Task goal:
Your task is to write out the complete listing exactly as it is shown.

Records for the task:
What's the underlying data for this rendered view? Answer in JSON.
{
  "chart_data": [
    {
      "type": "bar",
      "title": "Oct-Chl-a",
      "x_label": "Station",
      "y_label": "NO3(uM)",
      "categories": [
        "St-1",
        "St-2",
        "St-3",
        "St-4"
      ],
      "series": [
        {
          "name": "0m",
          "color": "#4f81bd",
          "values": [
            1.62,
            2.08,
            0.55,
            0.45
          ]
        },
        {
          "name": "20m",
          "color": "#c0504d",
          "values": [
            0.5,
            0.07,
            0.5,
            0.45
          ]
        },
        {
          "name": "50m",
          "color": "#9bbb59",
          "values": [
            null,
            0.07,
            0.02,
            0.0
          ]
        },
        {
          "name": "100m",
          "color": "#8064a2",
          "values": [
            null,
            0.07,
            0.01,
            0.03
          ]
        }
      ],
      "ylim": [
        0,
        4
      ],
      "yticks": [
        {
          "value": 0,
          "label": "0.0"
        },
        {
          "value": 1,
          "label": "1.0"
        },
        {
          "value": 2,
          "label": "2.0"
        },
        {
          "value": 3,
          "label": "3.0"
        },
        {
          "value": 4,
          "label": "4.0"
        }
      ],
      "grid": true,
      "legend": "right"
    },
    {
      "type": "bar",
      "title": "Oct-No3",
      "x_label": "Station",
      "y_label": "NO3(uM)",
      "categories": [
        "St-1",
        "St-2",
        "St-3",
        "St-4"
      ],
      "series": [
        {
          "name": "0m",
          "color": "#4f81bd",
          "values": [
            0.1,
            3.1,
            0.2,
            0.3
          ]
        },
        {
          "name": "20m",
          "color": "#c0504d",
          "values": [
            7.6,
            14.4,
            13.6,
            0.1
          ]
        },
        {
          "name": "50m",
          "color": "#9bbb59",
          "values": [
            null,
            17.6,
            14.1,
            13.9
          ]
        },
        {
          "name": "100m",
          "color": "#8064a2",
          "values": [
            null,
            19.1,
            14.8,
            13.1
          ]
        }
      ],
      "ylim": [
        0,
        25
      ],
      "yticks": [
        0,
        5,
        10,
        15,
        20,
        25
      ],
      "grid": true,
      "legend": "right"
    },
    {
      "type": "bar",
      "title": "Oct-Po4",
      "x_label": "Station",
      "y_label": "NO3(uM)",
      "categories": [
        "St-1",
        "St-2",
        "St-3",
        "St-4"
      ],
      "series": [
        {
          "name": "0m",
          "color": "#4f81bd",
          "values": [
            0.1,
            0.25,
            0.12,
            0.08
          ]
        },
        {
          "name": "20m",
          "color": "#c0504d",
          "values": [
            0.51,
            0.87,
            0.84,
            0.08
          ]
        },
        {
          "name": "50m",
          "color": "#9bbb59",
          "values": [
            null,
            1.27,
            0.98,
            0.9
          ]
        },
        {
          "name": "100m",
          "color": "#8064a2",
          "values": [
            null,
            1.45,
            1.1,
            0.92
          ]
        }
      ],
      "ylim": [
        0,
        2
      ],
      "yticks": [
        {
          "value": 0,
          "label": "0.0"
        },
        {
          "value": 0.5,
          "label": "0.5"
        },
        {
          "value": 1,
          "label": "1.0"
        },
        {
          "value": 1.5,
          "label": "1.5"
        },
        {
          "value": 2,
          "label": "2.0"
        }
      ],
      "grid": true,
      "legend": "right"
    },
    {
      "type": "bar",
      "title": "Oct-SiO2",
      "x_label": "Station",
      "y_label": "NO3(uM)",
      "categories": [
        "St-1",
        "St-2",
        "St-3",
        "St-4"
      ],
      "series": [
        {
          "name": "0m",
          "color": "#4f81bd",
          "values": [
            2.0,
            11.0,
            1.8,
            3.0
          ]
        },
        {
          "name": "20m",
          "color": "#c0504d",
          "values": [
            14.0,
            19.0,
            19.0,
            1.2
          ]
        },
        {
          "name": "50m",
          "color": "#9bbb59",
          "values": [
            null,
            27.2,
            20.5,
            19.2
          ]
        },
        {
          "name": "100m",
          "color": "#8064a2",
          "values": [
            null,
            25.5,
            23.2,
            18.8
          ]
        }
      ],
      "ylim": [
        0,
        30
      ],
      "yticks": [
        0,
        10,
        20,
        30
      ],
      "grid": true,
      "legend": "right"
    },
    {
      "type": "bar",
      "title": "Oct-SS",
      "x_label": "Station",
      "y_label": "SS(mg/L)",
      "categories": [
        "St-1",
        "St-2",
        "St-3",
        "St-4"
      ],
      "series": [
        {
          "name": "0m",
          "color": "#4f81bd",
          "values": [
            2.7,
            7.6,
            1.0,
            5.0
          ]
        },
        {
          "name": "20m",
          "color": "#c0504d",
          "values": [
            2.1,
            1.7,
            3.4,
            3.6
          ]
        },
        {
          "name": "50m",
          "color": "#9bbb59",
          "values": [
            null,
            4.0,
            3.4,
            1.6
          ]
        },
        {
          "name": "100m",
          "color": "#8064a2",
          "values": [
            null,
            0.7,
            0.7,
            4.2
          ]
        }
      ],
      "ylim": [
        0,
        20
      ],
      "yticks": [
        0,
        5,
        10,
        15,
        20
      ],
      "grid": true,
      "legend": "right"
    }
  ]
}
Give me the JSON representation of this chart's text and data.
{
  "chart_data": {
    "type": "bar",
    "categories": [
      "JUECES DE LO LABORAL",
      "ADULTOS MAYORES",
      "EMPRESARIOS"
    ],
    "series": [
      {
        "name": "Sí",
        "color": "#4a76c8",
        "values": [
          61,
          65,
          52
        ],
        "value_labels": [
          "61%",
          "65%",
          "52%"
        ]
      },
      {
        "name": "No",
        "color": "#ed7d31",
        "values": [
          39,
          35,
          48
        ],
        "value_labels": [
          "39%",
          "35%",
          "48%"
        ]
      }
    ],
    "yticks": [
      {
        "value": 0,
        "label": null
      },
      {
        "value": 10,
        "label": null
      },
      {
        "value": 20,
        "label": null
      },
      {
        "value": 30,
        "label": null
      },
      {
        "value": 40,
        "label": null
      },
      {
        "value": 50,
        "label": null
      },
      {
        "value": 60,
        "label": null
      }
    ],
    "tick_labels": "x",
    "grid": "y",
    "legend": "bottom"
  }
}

Task solution:
What's the underlying data for this rendered view? Answer in JSON.
{
  "chart_data": [
    {
      "type": "bar",
      "title": "Oct-Chl-a",
      "x_label": "Station",
      "y_label": "NO3(uM)",
      "categories": [
        "St-1",
        "St-2",
        "St-3",
        "St-4"
      ],
      "series": [
        {
          "name": "0m",
          "color": "#4f81bd",
          "values": [
            1.62,
            2.08,
            0.55,
            0.45
          ]
        },
        {
          "name": "20m",
          "color": "#c0504d",
          "values": [
            0.5,
            0.07,
            0.5,
            0.45
          ]
        },
        {
          "name": "50m",
          "color": "#9bbb59",
          "values": [
            null,
            0.07,
            0.02,
            0.0
          ]
        },
        {
          "name": "100m",
          "color": "#8064a2",
          "values": [
            null,
            0.07,
            0.01,
            0.03
          ]
        }
      ],
      "ylim": [
        0,
        4
      ],
      "yticks": [
        {
          "value": 0,
          "label": "0.0"
        },
        {
          "value": 1,
          "label": "1.0"
        },
        {
          "value": 2,
          "label": "2.0"
        },
        {
          "value": 3,
          "label": "3.0"
        },
        {
          "value": 4,
          "label": "4.0"
        }
      ],
      "grid": true,
      "legend": "right"
    },
    {
      "type": "bar",
      "title": "Oct-No3",
      "x_label": "Station",
      "y_label": "NO3(uM)",
      "categories": [
        "St-1",
        "St-2",
        "St-3",
        "St-4"
      ],
      "series": [
        {
          "name": "0m",
          "color": "#4f81bd",
          "values": [
            0.1,
            3.1,
            0.2,
            0.3
          ]
        },
        {
          "name": "20m",
          "color": "#c0504d",
          "values": [
            7.6,
            14.4,
            13.6,
            0.1
          ]
        },
        {
          "name": "50m",
          "color": "#9bbb59",
          "values": [
            null,
            17.6,
            14.1,
            13.9
          ]
        },
        {
          "name": "100m",
          "color": "#8064a2",
          "values": [
            null,
            19.1,
            14.8,
            13.1
          ]
        }
      ],
      "ylim": [
        0,
        25
      ],
      "yticks": [
        0,
        5,
        10,
        15,
        20,
        25
      ],
      "grid": true,
      "legend": "right"
    },
    {
      "type": "bar",
      "title": "Oct-Po4",
      "x_label": "Station",
      "y_label": "NO3(uM)",
      "categories": [
        "St-1",
        "St-2",
        "St-3",
        "St-4"
      ],
      "series": [
        {
          "name": "0m",
          "color": "#4f81bd",
          "values": [
            0.1,
            0.25,
            0.12,
            0.08
          ]
        },
        {
          "name": "20m",
          "color": "#c0504d",
          "values": [
            0.51,
            0.87,
            0.84,
            0.08
          ]
        },
        {
          "name": "50m",
          "color": "#9bbb59",
          "values": [
            null,
            1.27,
            0.98,
            0.9
          ]
        },
        {
          "name": "100m",
          "color": "#8064a2",
          "values": [
            null,
            1.45,
            1.1,
            0.92
          ]
        }
      ],
      "ylim": [
        0,
        2
      ],
      "yticks": [
        {
          "value": 0,
          "label": "0.0"
        },
        {
          "value": 0.5,
          "label": "0.5"
        },
        {
          "value": 1,
          "label": "1.0"
        },
        {
          "value": 1.5,
          "label": "1.5"
        },
        {
          "value": 2,
          "label": "2.0"
        }
      ],
      "grid": true,
      "legend": "right"
    },
    {
      "type": "bar",
      "title": "Oct-SiO2",
      "x_label": "Station",
      "y_label": "NO3(uM)",
      "categories": [
        "St-1",
        "St-2",
        "St-3",
        "St-4"
      ],
      "series": [
        {
          "name": "0m",
          "color": "#4f81bd",
          "values": [
            2.0,
            11.0,
            1.8,
            3.0
          ]
        },
        {
          "name": "20m",
          "color": "#c0504d",
          "values": [
            14.0,
            19.0,
            19.0,
            1.2
          ]
        },
        {
          "name": "50m",
          "color": "#9bbb59",
          "values": [
            null,
            27.2,
            20.5,
            19.2
          ]
        },
        {
          "name": "100m",
          "color": "#8064a2",
          "values": [
            null,
            25.5,
            23.2,
            18.8
          ]
        }
      ],
      "ylim": [
        0,
        30
      ],
      "yticks": [
        0,
        10,
        20,
        30
      ],
      "grid": true,
      "legend": "right"
    },
    {
      "type": "bar",
      "title": "Oct-SS",
      "x_label": "Station",
      "y_label": "SS(mg/L)",
      "categories": [
        "St-1",
        "St-2",
        "St-3",
        "St-4"
      ],
      "series": [
        {
          "name": "0m",
          "color": "#4f81bd",
          "values": [
            2.7,
            7.6,
            1.0,
            5.0
          ]
        },
        {
          "name": "20m",
          "color": "#c0504d",
          "values": [
            2.1,
            1.7,
            3.4,
            3.6
          ]
        },
        {
          "name": "50m",
          "color": "#9bbb59",
          "values": [
            null,
            4.0,
            3.4,
            1.6
          ]
        },
        {
          "name": "100m",
          "color": "#8064a2",
          "values": [
            null,
            0.7,
            0.7,
            4.2
          ]
        }
      ],
      "ylim": [
        0,
        20
      ],
      "yticks": [
        0,
        5,
        10,
        15,
        20
      ],
      "grid": true,
      "legend": "right"
    }
  ]
}
Give me the JSON representation of this chart's text and data.
{
  "chart_data": {
    "type": "bar",
    "categories": [
      "JUECES DE LO LABORAL",
      "ADULTOS MAYORES",
      "EMPRESARIOS"
    ],
    "series": [
      {
        "name": "Sí",
        "color": "#4a76c8",
        "values": [
          61,
          65,
          52
        ],
        "value_labels": [
          "61%",
          "65%",
          "52%"
        ]
      },
      {
        "name": "No",
        "color": "#ed7d31",
        "values": [
          39,
          35,
          48
        ],
        "value_labels": [
          "39%",
          "35%",
          "48%"
        ]
      }
    ],
    "yticks": [
      {
        "value": 0,
        "label": null
      },
      {
        "value": 10,
        "label": null
      },
      {
        "value": 20,
        "label": null
      },
      {
        "value": 30,
        "label": null
      },
      {
        "value": 40,
        "label": null
      },
      {
        "value": 50,
        "label": null
      },
      {
        "value": 60,
        "label": null
      }
    ],
    "tick_labels": "x",
    "grid": "y",
    "legend": "bottom"
  }
}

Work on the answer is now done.